### [WRITTEN REQUEST]
Below are some records; repeat them all exactly, minus the pictures.

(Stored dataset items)
········
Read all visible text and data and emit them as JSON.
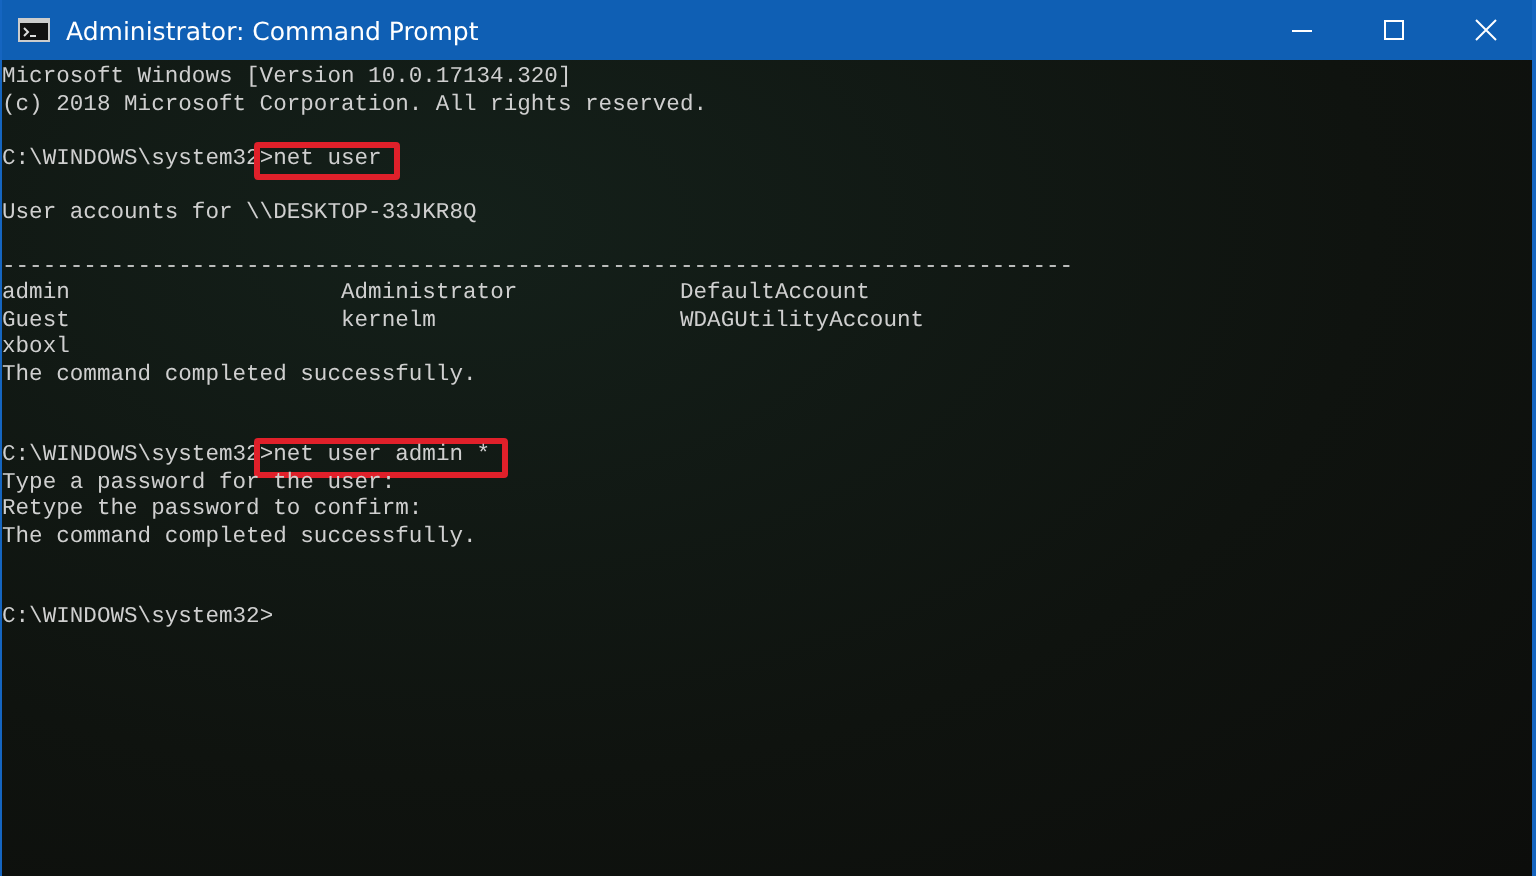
{
  "window": {
    "title": "Administrator: Command Prompt"
  },
  "console": {
    "lines": [
      {
        "kind": "text",
        "text": "Microsoft Windows [Version 10.0.17134.320]"
      },
      {
        "kind": "text",
        "text": "(c) 2018 Microsoft Corporation. All rights reserved."
      },
      {
        "kind": "blank"
      },
      {
        "kind": "prompt",
        "path": "C:\\WINDOWS\\system32",
        "symbol": ">",
        "command": "net user",
        "highlighted": true
      },
      {
        "kind": "blank"
      },
      {
        "kind": "text",
        "text": "User accounts for \\\\DESKTOP-33JKR8Q"
      },
      {
        "kind": "blank"
      },
      {
        "kind": "text",
        "text": "-------------------------------------------------------------------------------"
      },
      {
        "kind": "accounts",
        "cells": [
          "admin",
          "Administrator",
          "DefaultAccount"
        ]
      },
      {
        "kind": "accounts",
        "cells": [
          "Guest",
          "kernelm",
          "WDAGUtilityAccount"
        ]
      },
      {
        "kind": "accounts",
        "cells": [
          "xboxl"
        ]
      },
      {
        "kind": "text",
        "text": "The command completed successfully."
      },
      {
        "kind": "blank"
      },
      {
        "kind": "blank"
      },
      {
        "kind": "prompt",
        "path": "C:\\WINDOWS\\system32",
        "symbol": ">",
        "command": "net user admin *",
        "highlighted": true
      },
      {
        "kind": "text",
        "text": "Type a password for the user:"
      },
      {
        "kind": "text",
        "text": "Retype the password to confirm:"
      },
      {
        "kind": "text",
        "text": "The command completed successfully."
      },
      {
        "kind": "blank"
      },
      {
        "kind": "blank"
      },
      {
        "kind": "prompt",
        "path": "C:\\WINDOWS\\system32",
        "symbol": ">",
        "highlighted": false
      }
    ]
  }
}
········
### [TASK RESULT]
Read all visible text and data and emit them as JSON.
{
  "window": {
    "title": "Administrator: Command Prompt"
  },
  "console": {
    "lines": [
      {
        "kind": "text",
        "text": "Microsoft Windows [Version 10.0.17134.320]"
      },
      {
        "kind": "text",
        "text": "(c) 2018 Microsoft Corporation. All rights reserved."
      },
      {
        "kind": "blank"
      },
      {
        "kind": "prompt",
        "path": "C:\\WINDOWS\\system32",
        "symbol": ">",
        "command": "net user",
        "highlighted": true
      },
      {
        "kind": "blank"
      },
      {
        "kind": "text",
        "text": "User accounts for \\\\DESKTOP-33JKR8Q"
      },
      {
        "kind": "blank"
      },
      {
        "kind": "text",
        "text": "-------------------------------------------------------------------------------"
      },
      {
        "kind": "accounts",
        "cells": [
          "admin",
          "Administrator",
          "DefaultAccount"
        ]
      },
      {
        "kind": "accounts",
        "cells": [
          "Guest",
          "kernelm",
          "WDAGUtilityAccount"
        ]
      },
      {
        "kind": "accounts",
        "cells": [
          "xboxl"
        ]
      },
      {
        "kind": "text",
        "text": "The command completed successfully."
      },
      {
        "kind": "blank"
      },
      {
        "kind": "blank"
      },
      {
        "kind": "prompt",
        "path": "C:\\WINDOWS\\system32",
        "symbol": ">",
        "command": "net user admin *",
        "highlighted": true
      },
      {
        "kind": "text",
        "text": "Type a password for the user:"
      },
      {
        "kind": "text",
        "text": "Retype the password to confirm:"
      },
      {
        "kind": "text",
        "text": "The command completed successfully."
      },
      {
        "kind": "blank"
      },
      {
        "kind": "blank"
      },
      {
        "kind": "prompt",
        "path": "C:\\WINDOWS\\system32",
        "symbol": ">",
        "highlighted": false
      }
    ]
  }
}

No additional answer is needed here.